本文抜粋>
バレエを幼稚園の頃に父(遠藤善久、元スターダンサーズ・バレエ団芸術監督)から習っていたのですが、正式には高校3年生位から執行伸宜先生に学びました。スターダンサーズ・バレエ団に入り外の仕事が増え、先輩方の話を聞くうちに海外に行きたいと漠然と思うようになりました。1994年から文化庁の在外研修員としてオーストラリア・バレエ団で2年間研修しました。年間170回以上の舞台があり過酷でしたね。モーリス・ベジャールの「コンクール」でソリストパートを踊り、スティーブン・ベインズの「beyondbach」をルシンダ・ダン(後のプリンシパル、2014年引退)と踊りました。当時の芸術監督マイナ・ギールグッドの勧めで振付も始め、若い振付家を発掘する「new moves」でソロ「distance」を創りました。

――スターダンサーズ・バレエ団に復帰後、ヨーロッパに渡ります。1999年からベルギーのシャルロワ・ダンスで踊り、2005年~2015年までフランス国立マルセイユ・バレエ団でソリスト/アシスタント・ディレクターを務められましたね。
帰国後ウィリアム・フォーサイスや勅使川原三郎さんの作品を踊りました。作品を創るには膨大なボキャブラリーが必要で色々模索し始めました。勅使川原さんの海外公演に出た後にヨーロッパでオーディション回りをして、シャルロワのクラスを受けていると「明日オーディションあるから来なさい」と言われ受かりました。ディレクターのフレデリック・フラマンは振付家ではなく建築家とのコラボレーションが多く、ダンサーがムーヴメントを作品の中に入れ込んでいく。マルセイユにはフレデリックが移る時にアシスタントとして来てほしいと誘われ一緒に行きました。自分の作品も上演できるようになりましたが、カンパニーのリハーサルを全部見て、クラスも時々教え、創作はその後にやっていました。

――豊富な海外経験に基づいて若いダンサーにできるアドヴァイスはありますか?
僕が心がけているのは何にでも興味を持つこと。それと、いい意味ですぐに返事をしないというか「消化しないでNoと言うな」というのがあります。若い日本人のダンサーには「オープンな心構えでいないと逃すことがあるよ」と話すようにしています。それが一番大事です。

インタビュー風景

――最近日本に拠点を移されたそうですね。

抜粋データ>
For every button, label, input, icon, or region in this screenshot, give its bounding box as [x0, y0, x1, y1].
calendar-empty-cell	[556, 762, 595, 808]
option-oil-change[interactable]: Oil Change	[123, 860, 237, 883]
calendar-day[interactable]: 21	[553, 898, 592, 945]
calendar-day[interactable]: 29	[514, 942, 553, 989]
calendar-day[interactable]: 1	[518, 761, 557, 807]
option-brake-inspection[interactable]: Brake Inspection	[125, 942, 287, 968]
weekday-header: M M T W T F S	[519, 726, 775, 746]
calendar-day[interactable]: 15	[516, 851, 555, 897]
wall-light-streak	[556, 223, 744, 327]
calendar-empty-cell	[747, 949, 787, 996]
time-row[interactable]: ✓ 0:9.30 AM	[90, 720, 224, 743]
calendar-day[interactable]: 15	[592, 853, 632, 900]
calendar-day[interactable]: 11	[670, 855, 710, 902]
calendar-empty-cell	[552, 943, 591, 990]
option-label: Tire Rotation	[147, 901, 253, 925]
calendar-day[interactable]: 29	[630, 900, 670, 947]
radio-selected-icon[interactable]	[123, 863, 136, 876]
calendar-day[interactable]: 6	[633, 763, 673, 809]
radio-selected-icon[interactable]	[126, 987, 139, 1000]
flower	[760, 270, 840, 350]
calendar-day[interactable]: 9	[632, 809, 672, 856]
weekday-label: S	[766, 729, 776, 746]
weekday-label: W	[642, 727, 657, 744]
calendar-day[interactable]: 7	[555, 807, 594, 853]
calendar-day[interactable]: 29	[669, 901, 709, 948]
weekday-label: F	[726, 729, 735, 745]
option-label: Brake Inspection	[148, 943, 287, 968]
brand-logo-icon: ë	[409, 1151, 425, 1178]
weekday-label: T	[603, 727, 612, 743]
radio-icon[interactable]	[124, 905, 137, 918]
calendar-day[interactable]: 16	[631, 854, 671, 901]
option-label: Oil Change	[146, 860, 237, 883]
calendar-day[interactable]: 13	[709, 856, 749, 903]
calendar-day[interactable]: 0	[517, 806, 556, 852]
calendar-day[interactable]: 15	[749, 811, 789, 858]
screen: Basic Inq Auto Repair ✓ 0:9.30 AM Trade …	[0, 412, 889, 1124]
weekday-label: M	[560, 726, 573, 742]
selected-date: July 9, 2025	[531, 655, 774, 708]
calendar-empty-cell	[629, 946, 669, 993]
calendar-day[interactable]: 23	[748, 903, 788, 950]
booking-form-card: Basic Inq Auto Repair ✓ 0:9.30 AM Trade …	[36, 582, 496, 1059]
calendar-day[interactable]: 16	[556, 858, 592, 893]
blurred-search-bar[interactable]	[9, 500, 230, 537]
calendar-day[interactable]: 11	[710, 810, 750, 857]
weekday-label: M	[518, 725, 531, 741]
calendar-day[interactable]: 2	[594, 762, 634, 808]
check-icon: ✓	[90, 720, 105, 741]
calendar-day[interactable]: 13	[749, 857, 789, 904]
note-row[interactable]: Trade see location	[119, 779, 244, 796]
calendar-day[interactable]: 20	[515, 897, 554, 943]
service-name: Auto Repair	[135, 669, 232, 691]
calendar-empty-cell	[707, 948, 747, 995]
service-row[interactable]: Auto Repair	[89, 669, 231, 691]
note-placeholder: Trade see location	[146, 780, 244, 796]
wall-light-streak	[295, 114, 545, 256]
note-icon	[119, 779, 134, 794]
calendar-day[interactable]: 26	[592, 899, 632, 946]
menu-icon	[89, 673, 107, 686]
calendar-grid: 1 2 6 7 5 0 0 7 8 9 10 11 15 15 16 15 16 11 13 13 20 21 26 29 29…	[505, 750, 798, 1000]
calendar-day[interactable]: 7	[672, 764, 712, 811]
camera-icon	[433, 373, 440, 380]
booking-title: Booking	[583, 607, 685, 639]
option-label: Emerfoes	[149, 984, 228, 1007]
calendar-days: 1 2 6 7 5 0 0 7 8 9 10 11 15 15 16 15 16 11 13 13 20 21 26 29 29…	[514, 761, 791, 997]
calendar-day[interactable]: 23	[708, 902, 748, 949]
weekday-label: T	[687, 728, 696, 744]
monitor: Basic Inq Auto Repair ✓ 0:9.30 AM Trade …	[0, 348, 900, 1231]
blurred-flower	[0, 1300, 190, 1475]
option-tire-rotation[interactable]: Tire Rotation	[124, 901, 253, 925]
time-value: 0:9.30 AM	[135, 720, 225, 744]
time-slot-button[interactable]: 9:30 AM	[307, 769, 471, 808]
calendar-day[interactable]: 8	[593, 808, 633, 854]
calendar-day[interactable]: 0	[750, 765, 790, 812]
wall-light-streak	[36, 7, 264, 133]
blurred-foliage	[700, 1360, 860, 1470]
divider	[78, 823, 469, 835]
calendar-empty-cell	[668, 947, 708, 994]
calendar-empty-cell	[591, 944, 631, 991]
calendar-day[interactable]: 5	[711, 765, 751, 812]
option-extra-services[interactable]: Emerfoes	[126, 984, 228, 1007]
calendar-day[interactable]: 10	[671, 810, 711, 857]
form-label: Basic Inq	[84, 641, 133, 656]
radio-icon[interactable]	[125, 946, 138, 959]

課題 1>
インタビュー記事のうち、「バレエを幼稚園の頃に父(遠藤」から始まり「レクターを務められましたね。」に至るまでの部分を、一字一句変えずに書き写してください。
課題 2>
インタビュー記事によると、オーストラリア・バレエ団での研修中、舞台は年間何回以上ありましたか。
課題 3>
インタビュー記事にある「1994年から文化庁の在外研修員としてオーストラリア・バレエ団で2年間研修しました。」という一文を英語に訳してください。
項目は参照しなくても差し支えありません。

解答 1>
バレエを幼稚園の頃に父(遠藤善久、元スターダンサーズ・バレエ団芸術監督)から習っていたのですが、正式には高校3年生位から執行伸宜先生に学びました。スターダンサーズ・バレエ団に入り外の仕事が増え、先輩方の話を聞くうちに海外に行きたいと漠然と思うようになりました。1994年から文化庁の在外研修員としてオーストラリア・バレエ団で2年間研修しました。年間170回以上の舞台があり過酷でしたね。モーリス・ベジャールの「コンクール」でソリストパートを踊り、スティーブン・ベインズの「beyondbach」をルシンダ・ダン(後のプリンシパル、2014年引退)と踊りました。当時の芸術監督マイナ・ギールグッドの勧めで振付も始め、若い振付家を発掘する「new moves」でソロ「distance」を創りました。

――スターダンサーズ・バレエ団に復帰後、ヨーロッパに渡ります。1999年からベルギーのシャルロワ・ダンスで踊り、2005年~2015年までフランス国立マルセイユ・バレエ団でソリスト/アシスタント・ディレクターを務められましたね。

解答 2>
年間170回以上です。

解答 3>
Starting in 1994, I trained for two years with the Australian Ballet as an overseas trainee of the Agency for Cultural Affairs.